## TASK TO CARRY OUT
All of the lines below are to be printed again exactly; images are excluded from the output.
━━━━━━━━
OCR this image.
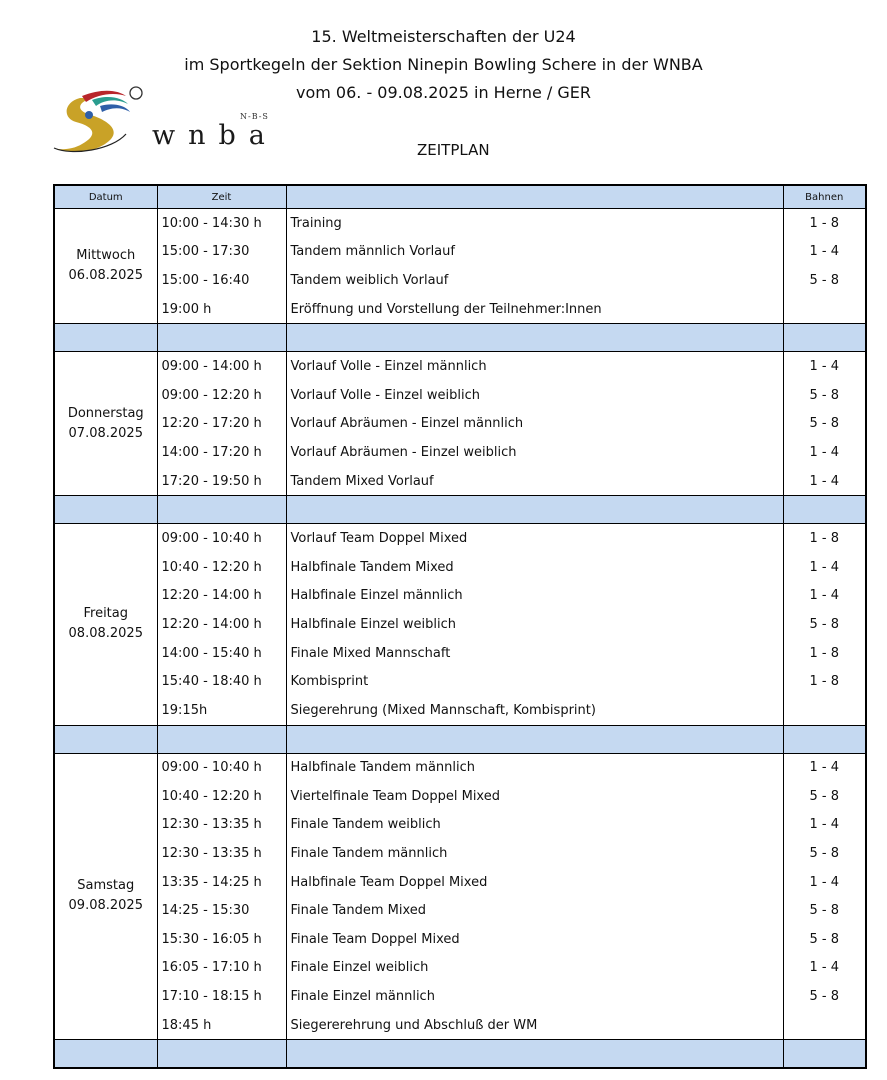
15. Weltmeisterschaften der U24
im Sportkegeln der Sektion Ninepin Bowling Schere in der WNBA
vom 06. - 09.08.2025 in Herne / GER
N-B-S
wnba	ZEITPLAN
Datum	Zeit		Bahnen

Mittwoch
06.08.2025	10:00 - 14:30 h	Training	1 - 8
	15:00 - 17:30	Tandem männlich Vorlauf	1 - 4
	15:00 - 16:40	Tandem weiblich Vorlauf	5 - 8
	19:00 h	Eröffnung und Vorstellung der Teilnehmer:Innen	

Donnerstag
07.08.2025	09:00 - 14:00 h	Vorlauf Volle - Einzel männlich	1 - 4
	09:00 - 12:20 h	Vorlauf Volle - Einzel weiblich	5 - 8
	12:20 - 17:20 h	Vorlauf Abräumen - Einzel männlich	5 - 8
	14:00 - 17:20 h	Vorlauf Abräumen - Einzel weiblich	1 - 4
	17:20 - 19:50 h	Tandem Mixed Vorlauf	1 - 4

Freitag
08.08.2025	09:00 - 10:40 h	Vorlauf Team Doppel Mixed	1 - 8
	10:40 - 12:20 h	Halbfinale Tandem Mixed	1 - 4
	12:20 - 14:00 h	Halbfinale Einzel männlich	1 - 4
	12:20 - 14:00 h	Halbfinale Einzel weiblich	5 - 8
	14:00 - 15:40 h	Finale Mixed Mannschaft	1 - 8
	15:40 - 18:40 h	Kombisprint	1 - 8
	19:15h	Siegerehrung (Mixed Mannschaft, Kombisprint)	

Samstag
09.08.2025	09:00 - 10:40 h	Halbfinale Tandem männlich	1 - 4
	10:40 - 12:20 h	Viertelfinale Team Doppel Mixed	5 - 8
	12:30 - 13:35 h	Finale Tandem weiblich	1 - 4
	12:30 - 13:35 h	Finale Tandem männlich	5 - 8
	13:35 - 14:25 h	Halbfinale Team Doppel Mixed	1 - 4
	14:25 - 15:30	Finale Tandem Mixed	5 - 8
	15:30 - 16:05 h	Finale Team Doppel Mixed	5 - 8
	16:05 - 17:10 h	Finale Einzel weiblich	1 - 4
	17:10 - 18:15 h	Finale Einzel männlich	5 - 8
	18:45 h	Siegererehrung und Abschluß der WM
━━━━━━━━
## THE COMPLETED TASK
OCR this image.
15. Weltmeisterschaften der U24
im Sportkegeln der Sektion Ninepin Bowling Schere in der WNBA
vom 06. - 09.08.2025 in Herne / GER
N-B-S
wnba	ZEITPLAN
Datum	Zeit		Bahnen

Mittwoch
06.08.2025	10:00 - 14:30 h	Training	1 - 8
	15:00 - 17:30	Tandem männlich Vorlauf	1 - 4
	15:00 - 16:40	Tandem weiblich Vorlauf	5 - 8
	19:00 h	Eröffnung und Vorstellung der Teilnehmer:Innen	

Donnerstag
07.08.2025	09:00 - 14:00 h	Vorlauf Volle - Einzel männlich	1 - 4
	09:00 - 12:20 h	Vorlauf Volle - Einzel weiblich	5 - 8
	12:20 - 17:20 h	Vorlauf Abräumen - Einzel männlich	5 - 8
	14:00 - 17:20 h	Vorlauf Abräumen - Einzel weiblich	1 - 4
	17:20 - 19:50 h	Tandem Mixed Vorlauf	1 - 4

Freitag
08.08.2025	09:00 - 10:40 h	Vorlauf Team Doppel Mixed	1 - 8
	10:40 - 12:20 h	Halbfinale Tandem Mixed	1 - 4
	12:20 - 14:00 h	Halbfinale Einzel männlich	1 - 4
	12:20 - 14:00 h	Halbfinale Einzel weiblich	5 - 8
	14:00 - 15:40 h	Finale Mixed Mannschaft	1 - 8
	15:40 - 18:40 h	Kombisprint	1 - 8
	19:15h	Siegerehrung (Mixed Mannschaft, Kombisprint)	

Samstag
09.08.2025	09:00 - 10:40 h	Halbfinale Tandem männlich	1 - 4
	10:40 - 12:20 h	Viertelfinale Team Doppel Mixed	5 - 8
	12:30 - 13:35 h	Finale Tandem weiblich	1 - 4
	12:30 - 13:35 h	Finale Tandem männlich	5 - 8
	13:35 - 14:25 h	Halbfinale Team Doppel Mixed	1 - 4
	14:25 - 15:30	Finale Tandem Mixed	5 - 8
	15:30 - 16:05 h	Finale Team Doppel Mixed	5 - 8
	16:05 - 17:10 h	Finale Einzel weiblich	1 - 4
	17:10 - 18:15 h	Finale Einzel männlich	5 - 8
	18:45 h	Siegererehrung und Abschluß der WM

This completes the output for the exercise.